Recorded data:
================================

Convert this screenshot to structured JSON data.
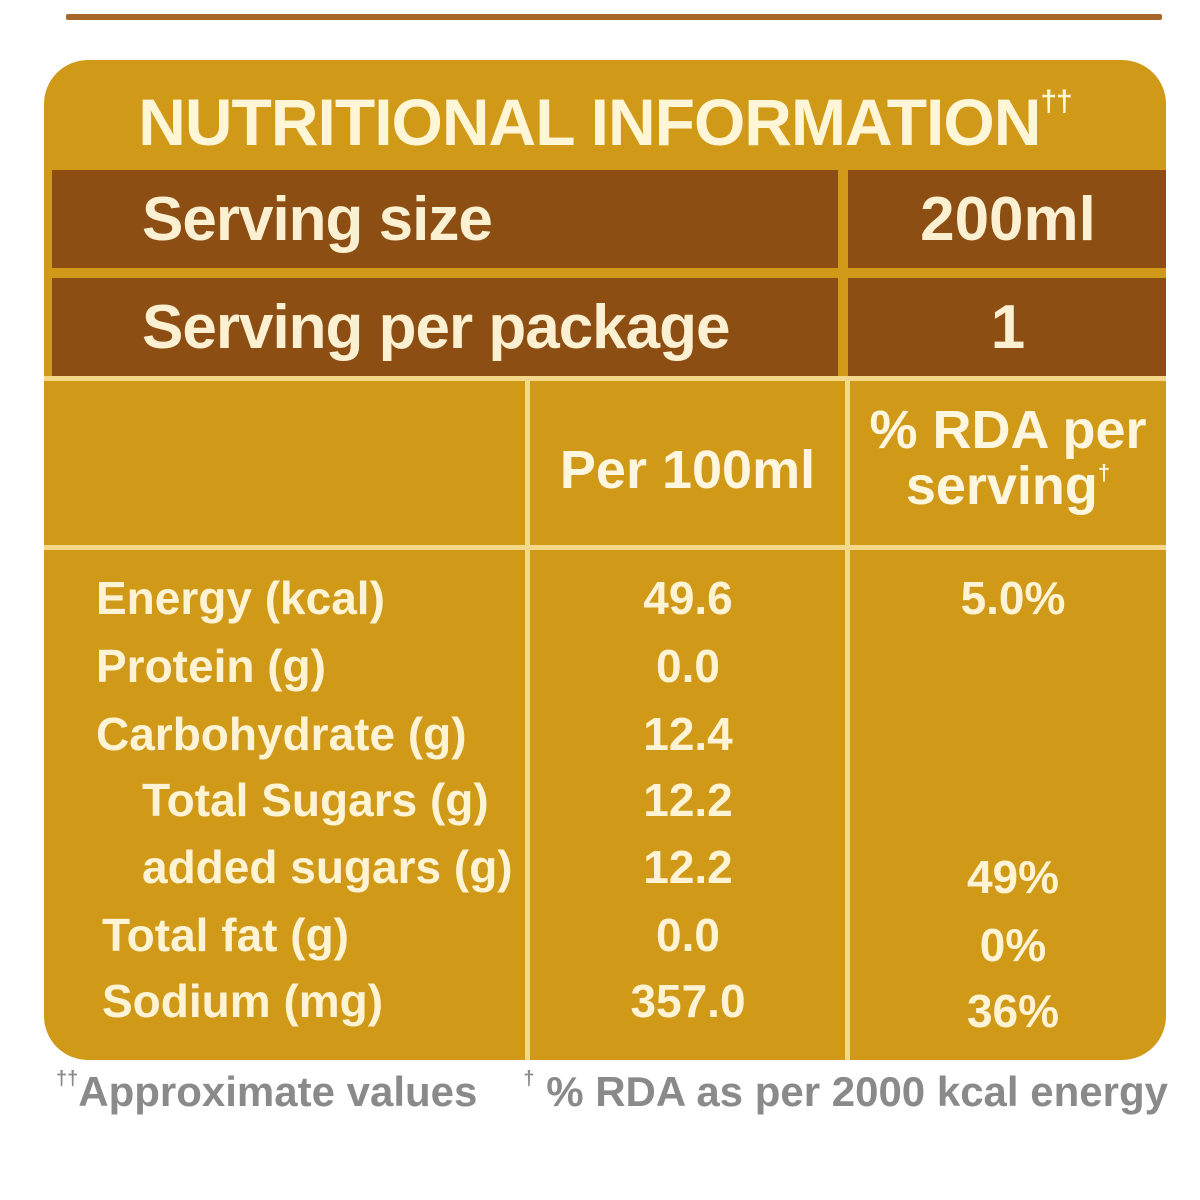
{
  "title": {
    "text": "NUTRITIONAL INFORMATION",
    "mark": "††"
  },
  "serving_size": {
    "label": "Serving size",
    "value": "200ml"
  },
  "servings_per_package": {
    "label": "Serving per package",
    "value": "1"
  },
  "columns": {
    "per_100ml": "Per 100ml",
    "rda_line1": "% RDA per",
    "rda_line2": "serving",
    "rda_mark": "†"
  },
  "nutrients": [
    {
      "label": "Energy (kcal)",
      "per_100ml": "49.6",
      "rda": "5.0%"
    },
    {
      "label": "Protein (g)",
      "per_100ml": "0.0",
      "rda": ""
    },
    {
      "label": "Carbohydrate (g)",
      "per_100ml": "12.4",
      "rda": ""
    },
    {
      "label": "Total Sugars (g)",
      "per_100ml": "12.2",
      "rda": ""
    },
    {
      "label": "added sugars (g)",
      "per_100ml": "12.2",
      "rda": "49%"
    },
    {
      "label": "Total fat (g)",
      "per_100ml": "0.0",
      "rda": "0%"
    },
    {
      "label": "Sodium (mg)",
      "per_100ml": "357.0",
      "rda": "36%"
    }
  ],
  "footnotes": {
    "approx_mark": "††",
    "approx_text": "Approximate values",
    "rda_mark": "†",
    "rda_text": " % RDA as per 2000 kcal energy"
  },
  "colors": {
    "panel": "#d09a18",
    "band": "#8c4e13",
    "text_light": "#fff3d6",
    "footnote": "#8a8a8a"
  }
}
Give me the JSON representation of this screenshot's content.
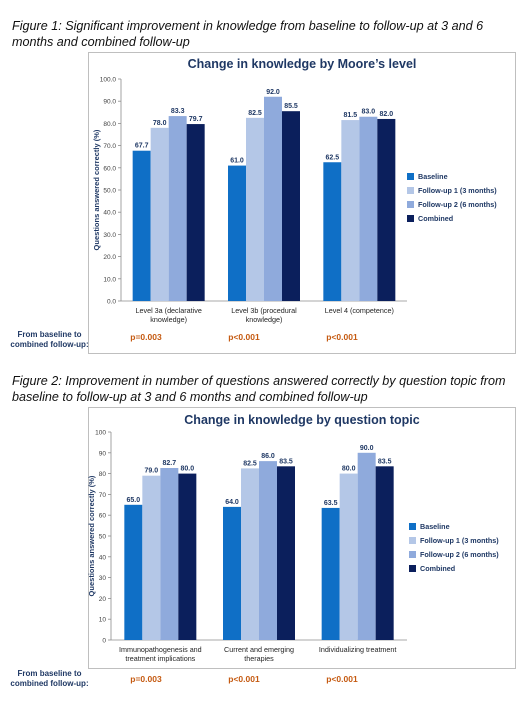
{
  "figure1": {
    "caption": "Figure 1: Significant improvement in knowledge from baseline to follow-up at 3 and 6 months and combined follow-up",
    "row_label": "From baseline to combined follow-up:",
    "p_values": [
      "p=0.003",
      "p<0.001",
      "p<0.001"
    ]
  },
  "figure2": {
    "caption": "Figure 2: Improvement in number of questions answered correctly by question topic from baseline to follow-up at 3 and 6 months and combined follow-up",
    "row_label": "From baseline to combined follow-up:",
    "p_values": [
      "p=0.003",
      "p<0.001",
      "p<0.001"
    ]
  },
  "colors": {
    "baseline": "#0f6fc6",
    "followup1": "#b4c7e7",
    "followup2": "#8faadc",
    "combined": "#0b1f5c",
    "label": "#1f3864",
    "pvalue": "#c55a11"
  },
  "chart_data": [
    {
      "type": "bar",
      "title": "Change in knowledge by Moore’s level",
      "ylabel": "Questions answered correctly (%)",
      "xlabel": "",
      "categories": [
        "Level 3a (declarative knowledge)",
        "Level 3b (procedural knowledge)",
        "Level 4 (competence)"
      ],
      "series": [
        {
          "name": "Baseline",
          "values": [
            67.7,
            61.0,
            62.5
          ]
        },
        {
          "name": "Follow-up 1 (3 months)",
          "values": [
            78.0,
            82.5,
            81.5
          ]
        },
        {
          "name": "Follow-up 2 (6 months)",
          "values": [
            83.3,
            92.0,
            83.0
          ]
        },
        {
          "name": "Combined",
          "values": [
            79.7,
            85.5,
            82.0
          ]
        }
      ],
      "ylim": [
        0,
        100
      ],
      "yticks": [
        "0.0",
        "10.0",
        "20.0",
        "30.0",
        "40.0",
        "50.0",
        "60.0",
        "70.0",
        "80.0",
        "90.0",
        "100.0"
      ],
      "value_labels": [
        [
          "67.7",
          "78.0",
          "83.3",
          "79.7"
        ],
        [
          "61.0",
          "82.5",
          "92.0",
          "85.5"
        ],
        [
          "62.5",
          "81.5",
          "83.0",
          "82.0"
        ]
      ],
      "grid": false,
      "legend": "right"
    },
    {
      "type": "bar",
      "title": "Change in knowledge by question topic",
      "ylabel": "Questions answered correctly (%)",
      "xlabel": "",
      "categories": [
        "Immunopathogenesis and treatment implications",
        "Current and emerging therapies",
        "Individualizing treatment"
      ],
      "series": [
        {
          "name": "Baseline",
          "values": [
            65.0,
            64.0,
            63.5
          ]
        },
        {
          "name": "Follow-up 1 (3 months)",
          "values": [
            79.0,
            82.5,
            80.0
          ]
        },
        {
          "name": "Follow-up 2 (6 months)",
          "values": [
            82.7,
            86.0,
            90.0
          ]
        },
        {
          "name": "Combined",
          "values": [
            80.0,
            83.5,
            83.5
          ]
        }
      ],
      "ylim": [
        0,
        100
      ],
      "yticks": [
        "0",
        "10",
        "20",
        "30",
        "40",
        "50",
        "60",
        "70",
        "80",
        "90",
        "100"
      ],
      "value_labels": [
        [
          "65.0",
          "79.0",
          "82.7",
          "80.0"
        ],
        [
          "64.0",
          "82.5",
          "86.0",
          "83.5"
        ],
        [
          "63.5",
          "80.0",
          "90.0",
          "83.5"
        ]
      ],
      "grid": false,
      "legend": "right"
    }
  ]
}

================================

- Task to carry out -
What belongs in the answer is each line of the data that has the word "Total".

- Result of the exercise -
      "label": "Total Sugars (g)",
      "label": "Total fat (g)",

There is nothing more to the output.